■ DATASET EXCERPTS
◇ ◇ ◇

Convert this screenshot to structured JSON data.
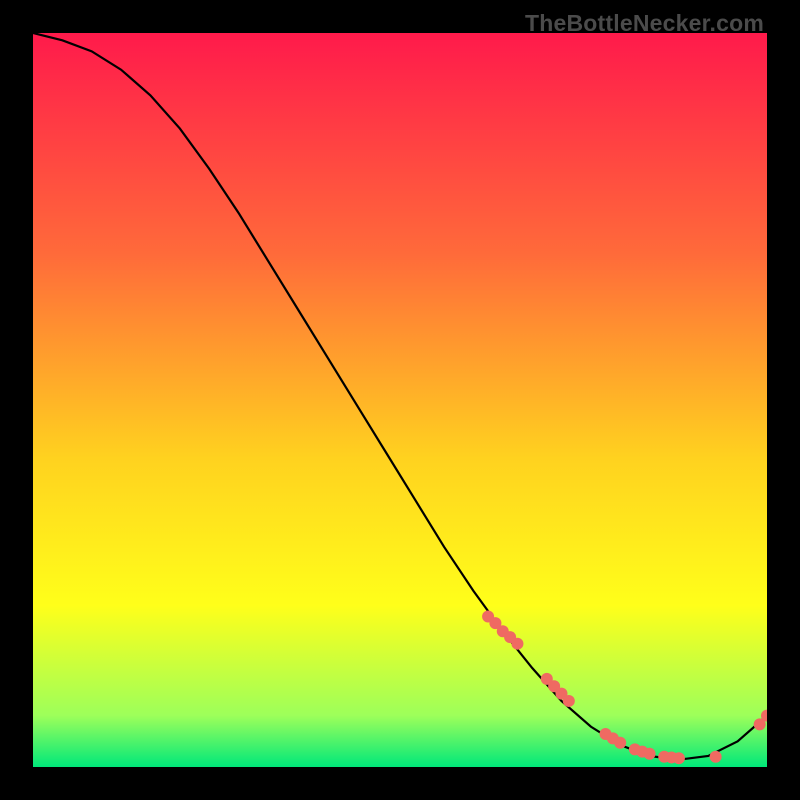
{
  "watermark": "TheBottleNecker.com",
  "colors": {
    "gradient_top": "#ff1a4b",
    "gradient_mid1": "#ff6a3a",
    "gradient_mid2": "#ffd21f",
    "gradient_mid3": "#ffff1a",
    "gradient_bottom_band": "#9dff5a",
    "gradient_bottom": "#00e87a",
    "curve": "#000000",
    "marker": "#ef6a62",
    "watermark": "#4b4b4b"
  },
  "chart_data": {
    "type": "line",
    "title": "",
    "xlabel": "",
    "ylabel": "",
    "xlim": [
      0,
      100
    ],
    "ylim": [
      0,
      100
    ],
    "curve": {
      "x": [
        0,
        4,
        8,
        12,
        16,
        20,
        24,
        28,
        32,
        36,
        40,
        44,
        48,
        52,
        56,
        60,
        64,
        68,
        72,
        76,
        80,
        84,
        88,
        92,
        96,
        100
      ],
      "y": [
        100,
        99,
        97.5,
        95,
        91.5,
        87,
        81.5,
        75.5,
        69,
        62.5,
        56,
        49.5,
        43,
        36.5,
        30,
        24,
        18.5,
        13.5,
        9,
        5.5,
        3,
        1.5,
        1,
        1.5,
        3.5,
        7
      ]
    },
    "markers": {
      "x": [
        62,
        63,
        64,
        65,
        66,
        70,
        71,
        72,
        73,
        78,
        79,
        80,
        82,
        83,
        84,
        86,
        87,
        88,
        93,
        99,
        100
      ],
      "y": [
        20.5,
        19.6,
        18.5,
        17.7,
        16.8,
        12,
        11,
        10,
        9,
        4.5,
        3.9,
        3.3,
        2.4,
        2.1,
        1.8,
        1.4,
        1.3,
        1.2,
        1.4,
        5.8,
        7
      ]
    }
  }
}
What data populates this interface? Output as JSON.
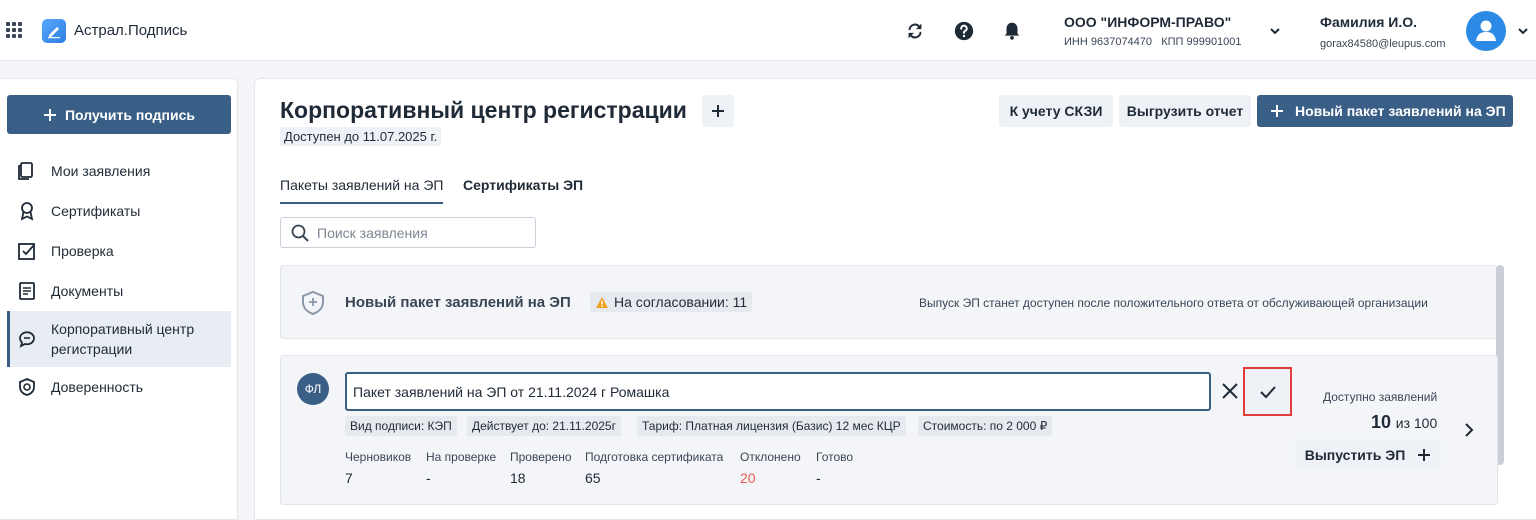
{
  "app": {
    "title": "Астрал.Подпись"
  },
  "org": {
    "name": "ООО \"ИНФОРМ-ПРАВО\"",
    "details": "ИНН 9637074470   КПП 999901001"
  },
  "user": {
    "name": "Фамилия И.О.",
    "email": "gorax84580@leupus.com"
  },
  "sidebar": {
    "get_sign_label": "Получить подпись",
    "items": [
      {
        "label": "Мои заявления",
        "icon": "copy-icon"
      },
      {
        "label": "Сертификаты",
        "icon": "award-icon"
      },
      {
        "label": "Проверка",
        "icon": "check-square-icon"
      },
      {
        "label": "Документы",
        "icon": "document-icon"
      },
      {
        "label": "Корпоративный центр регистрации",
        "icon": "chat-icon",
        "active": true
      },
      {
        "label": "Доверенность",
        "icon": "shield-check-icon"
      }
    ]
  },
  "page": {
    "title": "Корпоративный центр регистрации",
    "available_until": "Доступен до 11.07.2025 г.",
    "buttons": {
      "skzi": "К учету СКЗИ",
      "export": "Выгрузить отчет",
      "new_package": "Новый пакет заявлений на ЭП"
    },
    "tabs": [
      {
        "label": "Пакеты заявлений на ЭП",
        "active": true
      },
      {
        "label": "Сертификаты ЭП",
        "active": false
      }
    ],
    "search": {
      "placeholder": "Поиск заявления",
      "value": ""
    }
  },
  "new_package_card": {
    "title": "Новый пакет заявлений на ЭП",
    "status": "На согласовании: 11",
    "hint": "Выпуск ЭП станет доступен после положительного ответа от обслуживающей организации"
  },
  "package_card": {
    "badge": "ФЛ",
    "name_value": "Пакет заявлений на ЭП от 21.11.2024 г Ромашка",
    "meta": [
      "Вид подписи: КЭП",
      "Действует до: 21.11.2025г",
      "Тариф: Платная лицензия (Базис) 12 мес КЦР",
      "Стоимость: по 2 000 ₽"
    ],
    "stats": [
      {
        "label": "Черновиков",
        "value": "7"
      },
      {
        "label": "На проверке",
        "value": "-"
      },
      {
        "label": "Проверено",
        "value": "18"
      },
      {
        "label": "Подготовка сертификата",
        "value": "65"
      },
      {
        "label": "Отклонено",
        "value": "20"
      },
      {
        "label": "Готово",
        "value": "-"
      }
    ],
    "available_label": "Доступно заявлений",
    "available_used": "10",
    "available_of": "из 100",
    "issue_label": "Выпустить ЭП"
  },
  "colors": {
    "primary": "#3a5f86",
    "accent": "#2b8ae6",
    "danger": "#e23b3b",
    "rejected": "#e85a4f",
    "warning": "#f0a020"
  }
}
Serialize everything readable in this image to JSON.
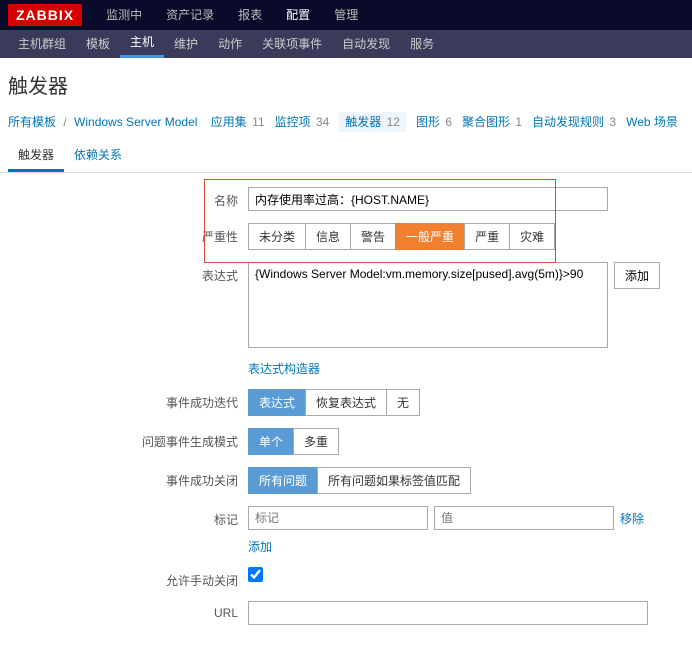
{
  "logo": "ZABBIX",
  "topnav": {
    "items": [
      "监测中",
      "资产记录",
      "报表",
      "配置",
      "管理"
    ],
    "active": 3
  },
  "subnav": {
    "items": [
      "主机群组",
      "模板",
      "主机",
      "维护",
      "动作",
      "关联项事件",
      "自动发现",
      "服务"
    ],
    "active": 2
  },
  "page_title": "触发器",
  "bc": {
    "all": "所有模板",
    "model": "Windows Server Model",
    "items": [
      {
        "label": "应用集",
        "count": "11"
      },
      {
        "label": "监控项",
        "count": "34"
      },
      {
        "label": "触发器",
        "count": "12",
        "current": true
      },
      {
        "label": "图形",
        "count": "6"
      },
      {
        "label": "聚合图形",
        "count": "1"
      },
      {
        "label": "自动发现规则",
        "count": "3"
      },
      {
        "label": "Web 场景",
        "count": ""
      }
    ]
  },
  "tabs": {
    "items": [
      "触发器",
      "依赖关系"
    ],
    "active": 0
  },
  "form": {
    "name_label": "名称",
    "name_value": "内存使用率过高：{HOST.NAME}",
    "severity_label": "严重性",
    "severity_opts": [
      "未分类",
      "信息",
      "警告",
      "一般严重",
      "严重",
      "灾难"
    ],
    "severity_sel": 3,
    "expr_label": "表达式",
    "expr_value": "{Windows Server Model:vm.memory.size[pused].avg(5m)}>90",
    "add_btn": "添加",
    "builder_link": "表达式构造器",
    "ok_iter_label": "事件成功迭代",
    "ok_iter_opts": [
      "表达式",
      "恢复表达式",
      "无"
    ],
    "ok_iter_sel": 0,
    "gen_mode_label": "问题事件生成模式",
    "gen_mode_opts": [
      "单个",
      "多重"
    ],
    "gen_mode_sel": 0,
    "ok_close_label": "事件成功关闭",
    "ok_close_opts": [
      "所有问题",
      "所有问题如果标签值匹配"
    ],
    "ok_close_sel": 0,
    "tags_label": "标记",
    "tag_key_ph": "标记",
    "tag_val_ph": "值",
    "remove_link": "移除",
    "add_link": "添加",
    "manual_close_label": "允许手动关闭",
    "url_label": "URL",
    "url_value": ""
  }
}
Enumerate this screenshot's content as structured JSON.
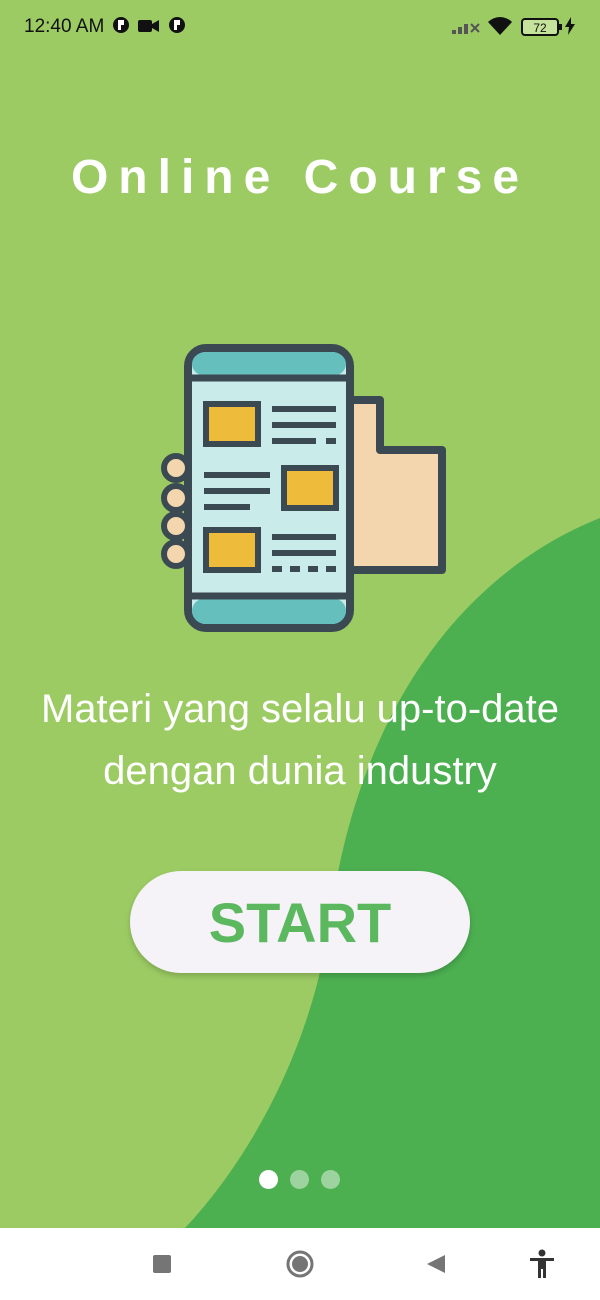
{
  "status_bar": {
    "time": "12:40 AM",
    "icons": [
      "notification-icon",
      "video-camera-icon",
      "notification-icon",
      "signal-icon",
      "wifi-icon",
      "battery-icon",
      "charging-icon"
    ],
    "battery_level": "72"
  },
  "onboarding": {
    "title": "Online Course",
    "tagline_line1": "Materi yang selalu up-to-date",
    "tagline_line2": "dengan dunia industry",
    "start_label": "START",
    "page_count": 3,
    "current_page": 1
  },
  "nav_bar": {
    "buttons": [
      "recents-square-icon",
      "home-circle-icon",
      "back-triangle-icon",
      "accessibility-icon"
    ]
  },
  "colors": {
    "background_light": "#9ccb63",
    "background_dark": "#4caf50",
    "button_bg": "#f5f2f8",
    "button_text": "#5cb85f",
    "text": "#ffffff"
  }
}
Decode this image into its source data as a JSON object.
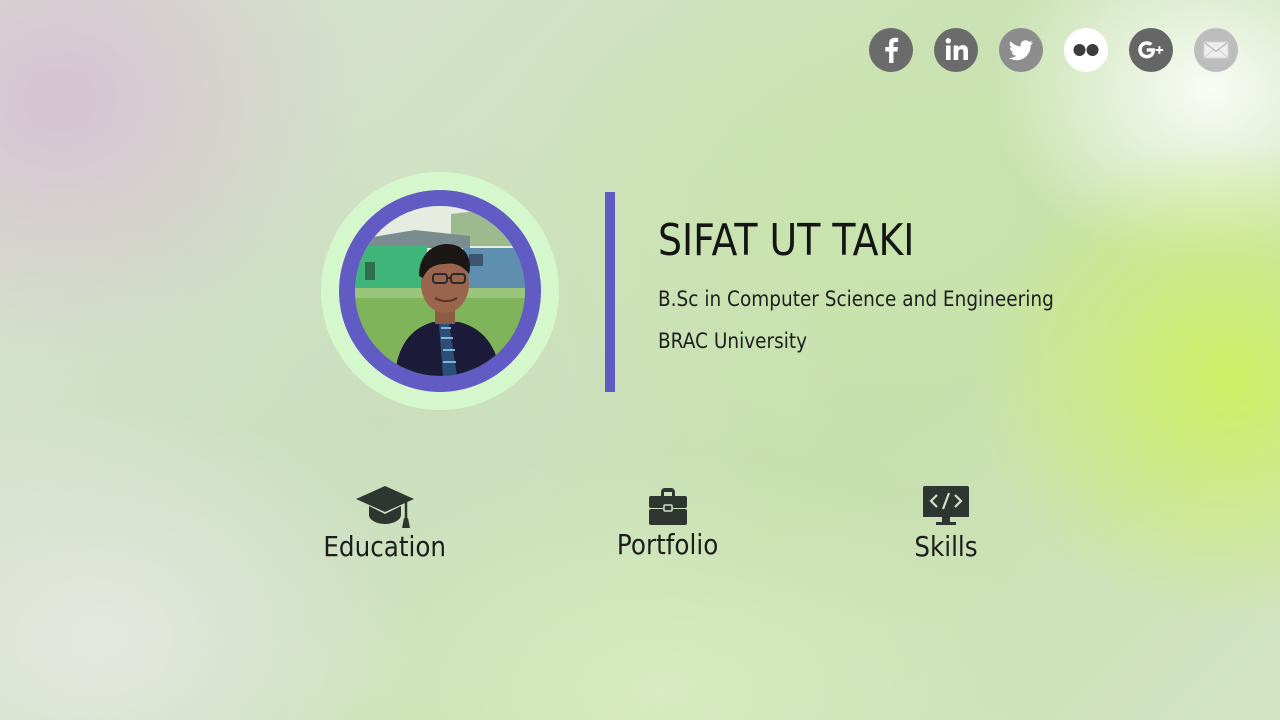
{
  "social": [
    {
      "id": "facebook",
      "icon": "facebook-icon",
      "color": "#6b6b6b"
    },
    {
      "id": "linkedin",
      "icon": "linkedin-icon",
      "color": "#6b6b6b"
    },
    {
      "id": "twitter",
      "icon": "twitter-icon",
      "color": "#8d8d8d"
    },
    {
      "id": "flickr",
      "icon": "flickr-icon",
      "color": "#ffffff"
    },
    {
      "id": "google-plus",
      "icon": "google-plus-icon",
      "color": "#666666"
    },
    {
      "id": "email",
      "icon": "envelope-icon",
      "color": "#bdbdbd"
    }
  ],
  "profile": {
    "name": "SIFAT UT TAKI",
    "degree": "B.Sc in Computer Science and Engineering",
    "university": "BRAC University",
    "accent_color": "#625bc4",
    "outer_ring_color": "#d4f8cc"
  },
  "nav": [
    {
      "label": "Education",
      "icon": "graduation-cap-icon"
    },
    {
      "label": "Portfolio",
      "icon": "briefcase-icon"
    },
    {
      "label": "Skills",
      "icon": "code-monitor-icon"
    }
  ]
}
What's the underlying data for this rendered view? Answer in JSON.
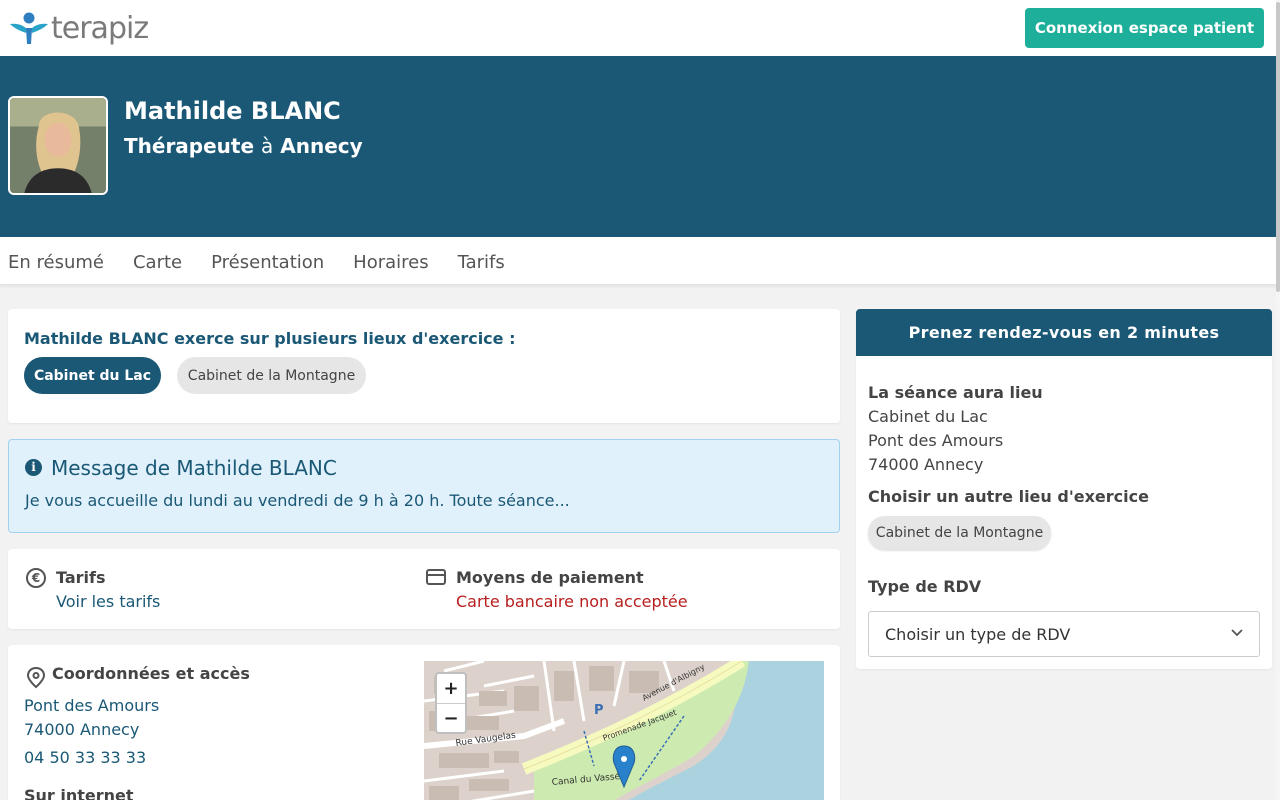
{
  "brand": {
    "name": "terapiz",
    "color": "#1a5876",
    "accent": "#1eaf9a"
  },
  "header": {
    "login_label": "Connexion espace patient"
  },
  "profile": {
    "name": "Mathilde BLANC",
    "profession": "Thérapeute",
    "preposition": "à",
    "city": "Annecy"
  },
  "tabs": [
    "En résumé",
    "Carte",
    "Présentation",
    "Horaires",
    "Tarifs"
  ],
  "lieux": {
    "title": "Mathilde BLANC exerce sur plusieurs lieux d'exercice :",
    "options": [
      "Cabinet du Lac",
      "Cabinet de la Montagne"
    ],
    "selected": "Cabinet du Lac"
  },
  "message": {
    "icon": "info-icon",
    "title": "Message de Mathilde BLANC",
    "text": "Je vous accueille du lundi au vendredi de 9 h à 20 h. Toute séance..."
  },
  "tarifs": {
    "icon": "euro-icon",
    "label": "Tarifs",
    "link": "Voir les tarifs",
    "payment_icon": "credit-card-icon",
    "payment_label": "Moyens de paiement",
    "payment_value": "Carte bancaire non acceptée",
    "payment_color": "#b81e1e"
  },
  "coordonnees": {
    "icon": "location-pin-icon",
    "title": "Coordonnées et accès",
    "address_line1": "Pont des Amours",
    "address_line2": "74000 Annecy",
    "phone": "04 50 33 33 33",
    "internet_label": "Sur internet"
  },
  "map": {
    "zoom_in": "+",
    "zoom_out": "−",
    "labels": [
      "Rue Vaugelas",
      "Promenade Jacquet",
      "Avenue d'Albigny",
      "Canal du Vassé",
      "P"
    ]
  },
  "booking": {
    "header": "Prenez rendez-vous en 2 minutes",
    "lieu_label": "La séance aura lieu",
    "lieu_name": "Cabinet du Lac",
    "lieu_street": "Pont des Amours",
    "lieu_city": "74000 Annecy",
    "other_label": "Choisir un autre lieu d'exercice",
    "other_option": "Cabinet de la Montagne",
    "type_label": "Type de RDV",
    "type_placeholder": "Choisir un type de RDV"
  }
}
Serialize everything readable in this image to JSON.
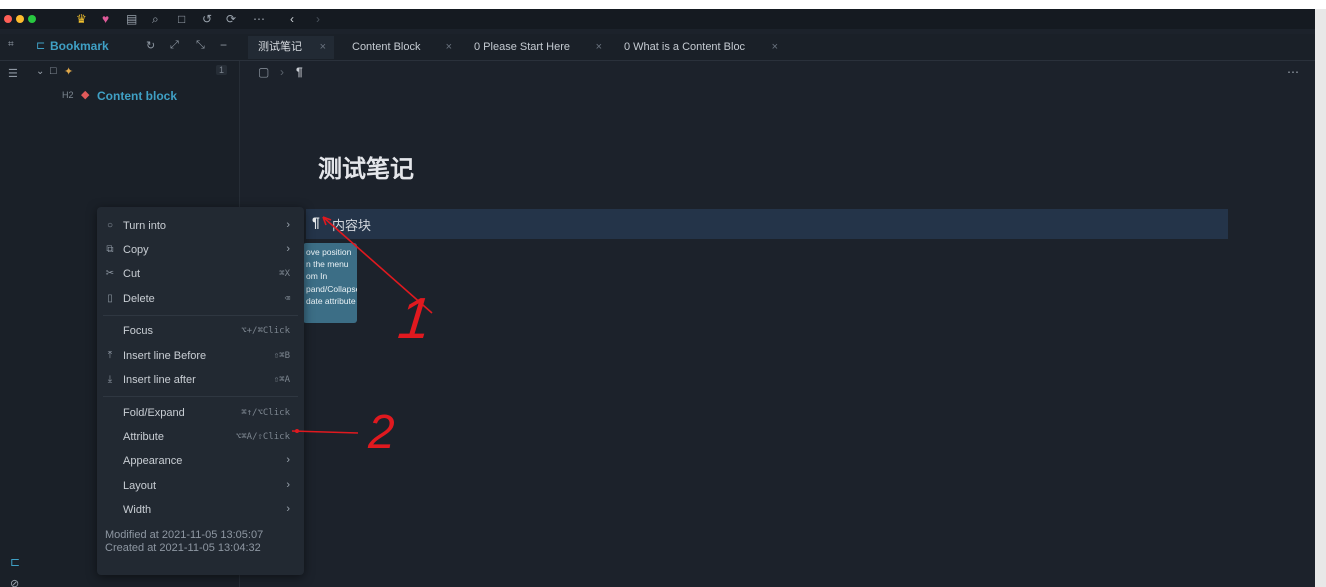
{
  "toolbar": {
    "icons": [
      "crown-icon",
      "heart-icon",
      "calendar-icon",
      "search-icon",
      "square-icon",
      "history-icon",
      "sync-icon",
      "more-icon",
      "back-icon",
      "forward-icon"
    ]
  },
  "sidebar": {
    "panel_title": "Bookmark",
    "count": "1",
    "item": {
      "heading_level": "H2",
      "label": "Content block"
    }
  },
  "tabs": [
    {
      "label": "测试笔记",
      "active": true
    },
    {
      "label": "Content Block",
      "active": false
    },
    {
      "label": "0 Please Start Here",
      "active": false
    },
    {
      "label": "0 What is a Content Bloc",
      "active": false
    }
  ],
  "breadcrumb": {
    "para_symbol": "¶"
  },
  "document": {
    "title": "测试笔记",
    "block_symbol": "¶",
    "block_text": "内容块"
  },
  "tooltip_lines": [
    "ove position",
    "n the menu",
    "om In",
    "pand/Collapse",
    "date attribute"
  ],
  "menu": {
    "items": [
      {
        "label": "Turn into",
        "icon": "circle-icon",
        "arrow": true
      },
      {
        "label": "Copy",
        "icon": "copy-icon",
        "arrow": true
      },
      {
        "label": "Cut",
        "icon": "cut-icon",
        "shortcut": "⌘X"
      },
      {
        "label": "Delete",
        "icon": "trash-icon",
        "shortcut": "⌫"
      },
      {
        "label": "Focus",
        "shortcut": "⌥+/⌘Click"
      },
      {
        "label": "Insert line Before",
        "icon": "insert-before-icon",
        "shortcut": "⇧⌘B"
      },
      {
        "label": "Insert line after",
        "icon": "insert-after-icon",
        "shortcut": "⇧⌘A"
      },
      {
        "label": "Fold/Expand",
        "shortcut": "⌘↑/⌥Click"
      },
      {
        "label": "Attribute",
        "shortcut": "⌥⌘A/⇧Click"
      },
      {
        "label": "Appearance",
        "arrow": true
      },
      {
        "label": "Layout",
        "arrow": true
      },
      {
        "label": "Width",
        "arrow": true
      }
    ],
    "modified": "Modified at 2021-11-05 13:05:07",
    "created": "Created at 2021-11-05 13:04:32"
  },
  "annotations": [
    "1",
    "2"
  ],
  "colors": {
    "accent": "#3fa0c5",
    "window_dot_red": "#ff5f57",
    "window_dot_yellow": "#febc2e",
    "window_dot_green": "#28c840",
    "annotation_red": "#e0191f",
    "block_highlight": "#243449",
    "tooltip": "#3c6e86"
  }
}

◇ ◇ ◇

■ PROBLEM REQUIREMENTS
Identify the lines in the entries that hold "BLANC" and return each one.

■ RESULT FOR THIS TASK
    "name": "Mathilde BLANC",
    "title": "Mathilde BLANC exerce sur plusieurs lieux d'exercice :",
    "title": "Message de Mathilde BLANC",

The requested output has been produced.